**Direction**
Gather every line that includes the word "суток", please.

**Collected data entries**
* START *
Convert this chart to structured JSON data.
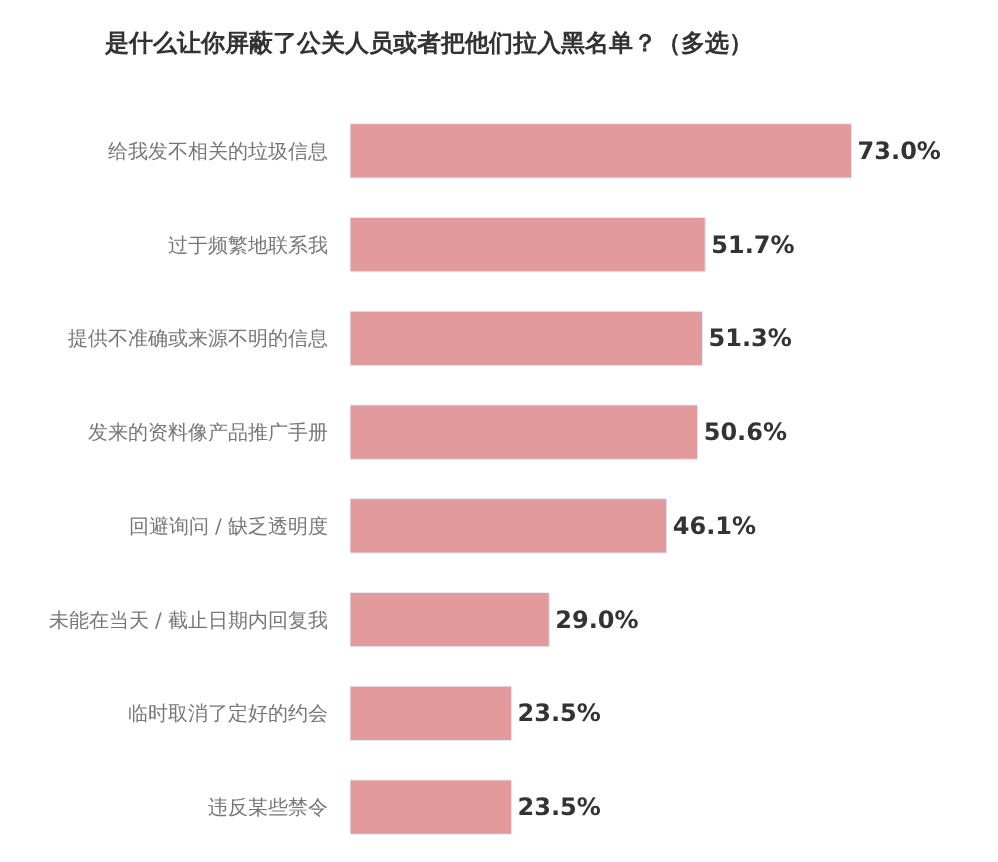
{
  "chart_data": {
    "type": "bar",
    "orientation": "horizontal",
    "title": "是什么让你屏蔽了公关人员或者把他们拉入黑名单？（多选）",
    "categories": [
      "给我发不相关的垃圾信息",
      "过于频繁地联系我",
      "提供不准确或来源不明的信息",
      "发来的资料像产品推广手册",
      "回避询问 / 缺乏透明度",
      "未能在当天 / 截止日期内回复我",
      "临时取消了定好的约会",
      "违反某些禁令"
    ],
    "values": [
      73.0,
      51.7,
      51.3,
      50.6,
      46.1,
      29.0,
      23.5,
      23.5
    ],
    "value_labels": [
      "73.0%",
      "51.7%",
      "51.3%",
      "50.6%",
      "46.1%",
      "29.0%",
      "23.5%",
      "23.5%"
    ],
    "color": "#e39a9c",
    "tick_labels": "y"
  }
}
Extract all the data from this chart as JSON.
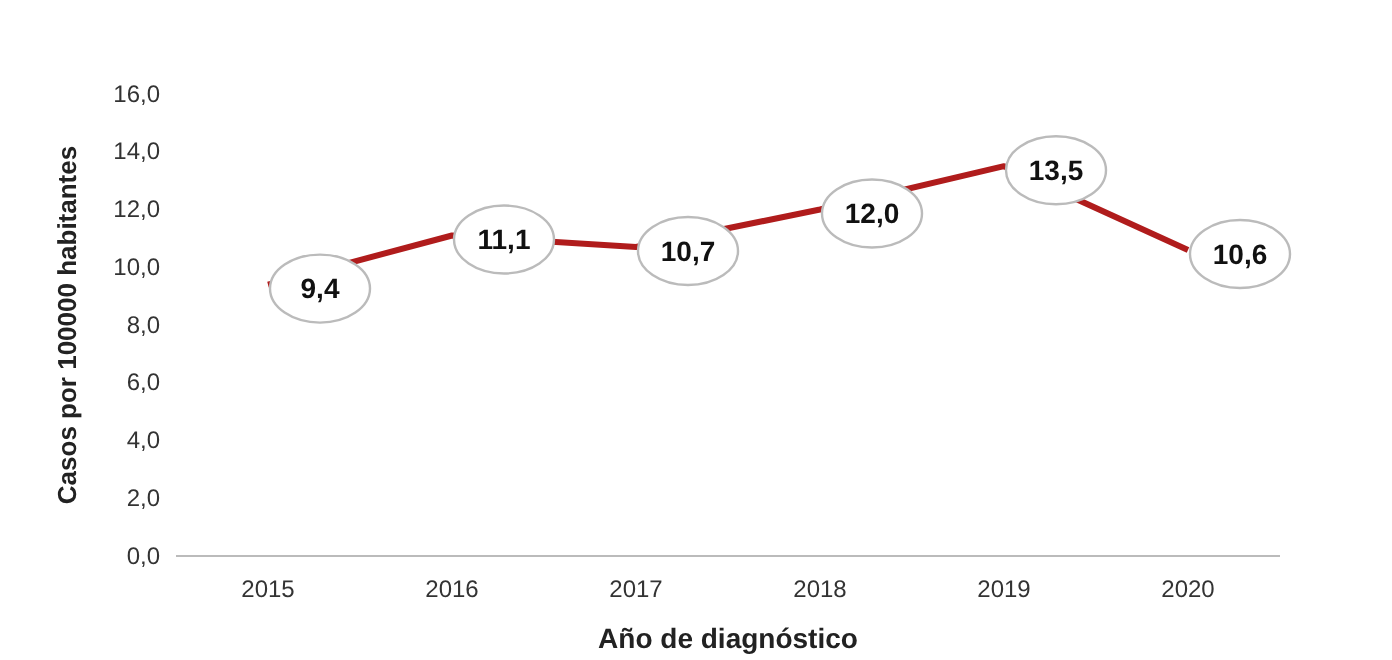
{
  "chart_data": {
    "type": "line",
    "xlabel": "Año de diagnóstico",
    "ylabel": "Casos por 100000 habitantes",
    "categories": [
      "2015",
      "2016",
      "2017",
      "2018",
      "2019",
      "2020"
    ],
    "series": [
      {
        "color": "#b01c1c",
        "values": [
          9.4,
          11.1,
          10.7,
          12.0,
          13.5,
          10.6
        ]
      }
    ],
    "value_labels": [
      "9,4",
      "11,1",
      "10,7",
      "12,0",
      "13,5",
      "10,6"
    ],
    "ylim": [
      0,
      16
    ],
    "yticks": [
      {
        "value": 0,
        "label": "0,0"
      },
      {
        "value": 2,
        "label": "2,0"
      },
      {
        "value": 4,
        "label": "4,0"
      },
      {
        "value": 6,
        "label": "6,0"
      },
      {
        "value": 8,
        "label": "8,0"
      },
      {
        "value": 10,
        "label": "10,0"
      },
      {
        "value": 12,
        "label": "12,0"
      },
      {
        "value": 14,
        "label": "14,0"
      },
      {
        "value": 16,
        "label": "16,0"
      }
    ],
    "grid": false,
    "marker": "none",
    "line_style": "solid"
  }
}
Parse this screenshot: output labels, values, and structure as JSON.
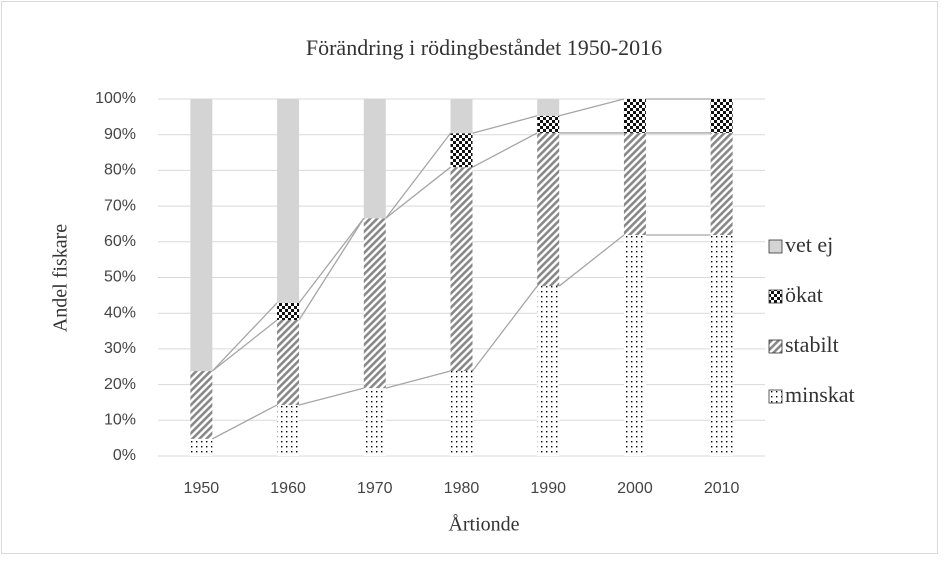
{
  "chart_data": {
    "type": "stacked_bar",
    "title": "Förändring i rödingbeståndet 1950-2016",
    "x_label": "Årtionde",
    "y_label": "Andel fiskare",
    "categories": [
      "1950",
      "1960",
      "1970",
      "1980",
      "1990",
      "2000",
      "2010"
    ],
    "series": [
      {
        "name": "minskat",
        "color": "#ffffff",
        "pattern": "dots",
        "values": [
          4.8,
          14.3,
          19,
          23.8,
          47.6,
          61.9,
          61.9
        ]
      },
      {
        "name": "stabilt",
        "color": "#9a9a9a",
        "pattern": "diagonal",
        "values": [
          19,
          23.8,
          47.6,
          57.1,
          42.9,
          28.6,
          28.6
        ]
      },
      {
        "name": "ökat",
        "color": "#111111",
        "pattern": "checker",
        "values": [
          0,
          4.8,
          0,
          9.5,
          4.8,
          9.5,
          9.5
        ]
      },
      {
        "name": "vet ej",
        "color": "#d4d4d4",
        "pattern": "solid",
        "values": [
          76.2,
          57.1,
          33.4,
          9.6,
          4.7,
          0,
          0
        ]
      }
    ],
    "ylim": [
      0,
      100
    ],
    "yticks": [
      {
        "value": 0,
        "label": "0%"
      },
      {
        "value": 10,
        "label": "10%"
      },
      {
        "value": 20,
        "label": "20%"
      },
      {
        "value": 30,
        "label": "30%"
      },
      {
        "value": 40,
        "label": "40%"
      },
      {
        "value": 50,
        "label": "50%"
      },
      {
        "value": 60,
        "label": "60%"
      },
      {
        "value": 70,
        "label": "70%"
      },
      {
        "value": 80,
        "label": "80%"
      },
      {
        "value": 90,
        "label": "90%"
      },
      {
        "value": 100,
        "label": "100%"
      }
    ],
    "grid": true,
    "legend": "right"
  }
}
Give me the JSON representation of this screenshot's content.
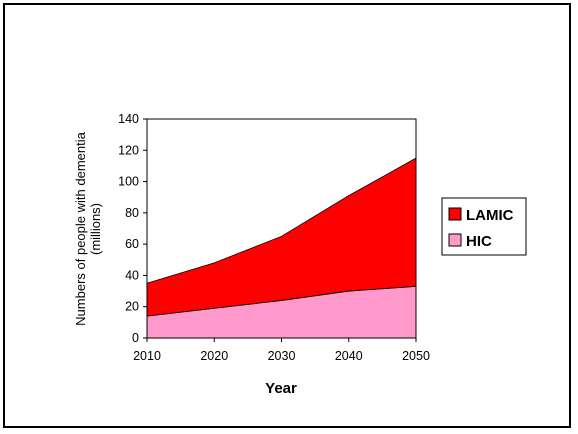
{
  "chart_data": {
    "type": "area",
    "stacked": true,
    "x": [
      2010,
      2020,
      2030,
      2040,
      2050
    ],
    "series": [
      {
        "name": "HIC",
        "values": [
          14,
          19,
          24,
          30,
          33
        ],
        "color": "#ff99cc"
      },
      {
        "name": "LAMIC",
        "values": [
          21,
          29,
          41,
          61,
          82
        ],
        "color": "#ff0000"
      }
    ],
    "xlabel": "Year",
    "ylabel_line1": "Numbers of people with dementia",
    "ylabel_line2": "(millions)",
    "xlim": [
      2010,
      2050
    ],
    "ylim": [
      0,
      140
    ],
    "yticks": [
      0,
      20,
      40,
      60,
      80,
      100,
      120,
      140
    ],
    "xticks": [
      2010,
      2020,
      2030,
      2040,
      2050
    ],
    "grid": false,
    "legend_position": "right",
    "legend_order": [
      "LAMIC",
      "HIC"
    ]
  }
}
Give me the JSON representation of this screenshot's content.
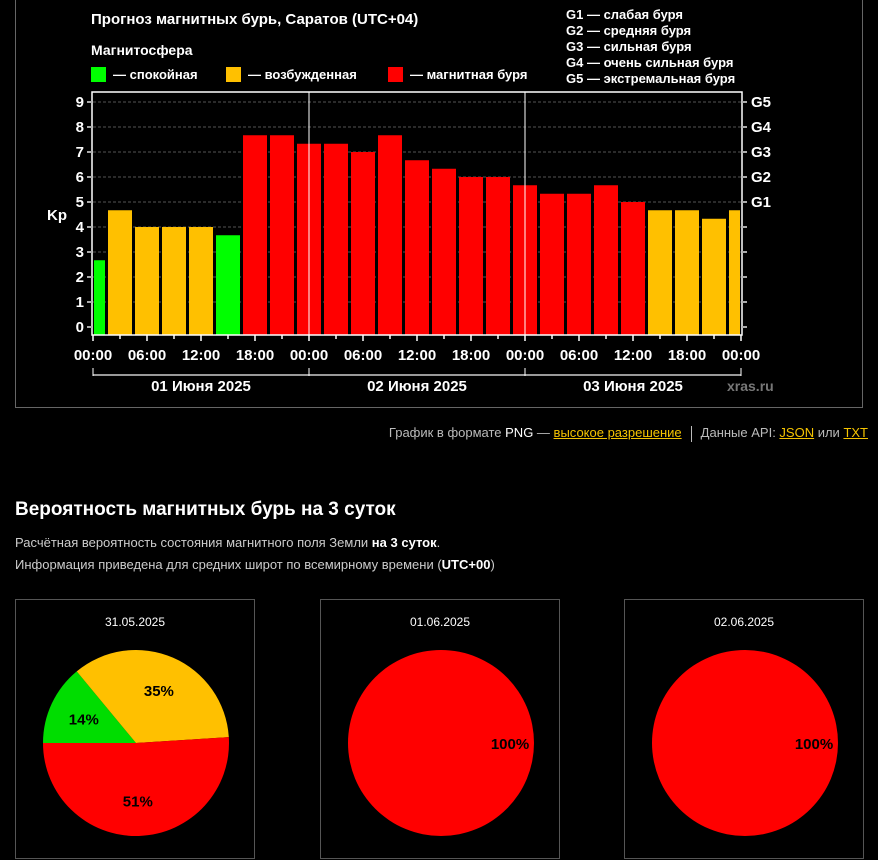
{
  "chart_title": "Прогноз магнитных бурь, Саратов (UTC+04)",
  "magnetosphere_label": "Магнитосфера",
  "legend": [
    {
      "label": "— спокойная",
      "color": "#00ff00"
    },
    {
      "label": "— возбужденная",
      "color": "#ffc000"
    },
    {
      "label": "— магнитная буря",
      "color": "#ff0000"
    }
  ],
  "g_scale_legend": [
    "G1 — слабая буря",
    "G2 — средняя буря",
    "G3 — сильная буря",
    "G4 — очень сильная буря",
    "G5 — экстремальная буря"
  ],
  "watermark": "xras.ru",
  "chart_data": {
    "type": "bar",
    "title": "Прогноз магнитных бурь, Саратов (UTC+04)",
    "ylabel": "Kp",
    "xlabel": "",
    "ylim": [
      0,
      9
    ],
    "y_ticks": [
      "0",
      "1",
      "2",
      "3",
      "4",
      "5",
      "6",
      "7",
      "8",
      "9"
    ],
    "right_ticks": [
      {
        "label": "G1",
        "kp": 5
      },
      {
        "label": "G2",
        "kp": 6
      },
      {
        "label": "G3",
        "kp": 7
      },
      {
        "label": "G4",
        "kp": 8
      },
      {
        "label": "G5",
        "kp": 9
      }
    ],
    "x_range_hours": [
      0,
      72
    ],
    "x_tick_labels": [
      "00:00",
      "06:00",
      "12:00",
      "18:00",
      "00:00",
      "06:00",
      "12:00",
      "18:00",
      "00:00",
      "06:00",
      "12:00",
      "18:00",
      "00:00"
    ],
    "day_labels": [
      "01 Июня 2025",
      "02 Июня 2025",
      "03 Июня 2025"
    ],
    "grid": true,
    "bar_center_hours": [
      0,
      3,
      6,
      9,
      12,
      15,
      18,
      21,
      24,
      27,
      30,
      33,
      36,
      39,
      42,
      45,
      48,
      51,
      54,
      57,
      60,
      63,
      66,
      69,
      72
    ],
    "values": [
      2.67,
      4.67,
      4.0,
      4.0,
      4.0,
      3.67,
      7.67,
      7.67,
      7.33,
      7.33,
      7.0,
      7.67,
      6.67,
      6.33,
      6.0,
      6.0,
      5.67,
      5.33,
      5.33,
      5.67,
      5.0,
      4.67,
      4.67,
      4.33,
      4.67
    ],
    "colors": {
      "quiet": "#00ff00",
      "active": "#ffc000",
      "storm": "#ff0000"
    },
    "categories": [
      "quiet",
      "active",
      "active",
      "active",
      "active",
      "quiet",
      "storm",
      "storm",
      "storm",
      "storm",
      "storm",
      "storm",
      "storm",
      "storm",
      "storm",
      "storm",
      "storm",
      "storm",
      "storm",
      "storm",
      "storm",
      "active",
      "active",
      "active",
      "active"
    ]
  },
  "links": {
    "png_prefix": "График в формате ",
    "png_word": "PNG",
    "png_dash": " — ",
    "high_res": "высокое разрешение",
    "api_prefix": "Данные API: ",
    "json": "JSON",
    "or": " или ",
    "txt": "TXT"
  },
  "probability": {
    "title": "Вероятность магнитных бурь на 3 суток",
    "desc1_prefix": "Расчётная вероятность состояния магнитного поля Земли ",
    "desc1_bold": "на 3 суток",
    "desc1_suffix": ".",
    "desc2_prefix": "Информация приведена для средних широт по всемирному времени (",
    "desc2_bold": "UTC+00",
    "desc2_suffix": ")",
    "pies": [
      {
        "date": "31.05.2025",
        "slices": [
          {
            "name": "quiet",
            "value": 14,
            "label": "14%",
            "color": "#00dd00"
          },
          {
            "name": "active",
            "value": 35,
            "label": "35%",
            "color": "#ffc000"
          },
          {
            "name": "storm",
            "value": 51,
            "label": "51%",
            "color": "#ff0000"
          }
        ]
      },
      {
        "date": "01.06.2025",
        "slices": [
          {
            "name": "storm",
            "value": 100,
            "label": "100%",
            "color": "#ff0000"
          }
        ]
      },
      {
        "date": "02.06.2025",
        "slices": [
          {
            "name": "storm",
            "value": 100,
            "label": "100%",
            "color": "#ff0000"
          }
        ]
      }
    ]
  }
}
* END *
**Result of the task**
    "title": "Вероятность магнитных бурь на 3 суток",
    "desc1_bold": "на 3 суток",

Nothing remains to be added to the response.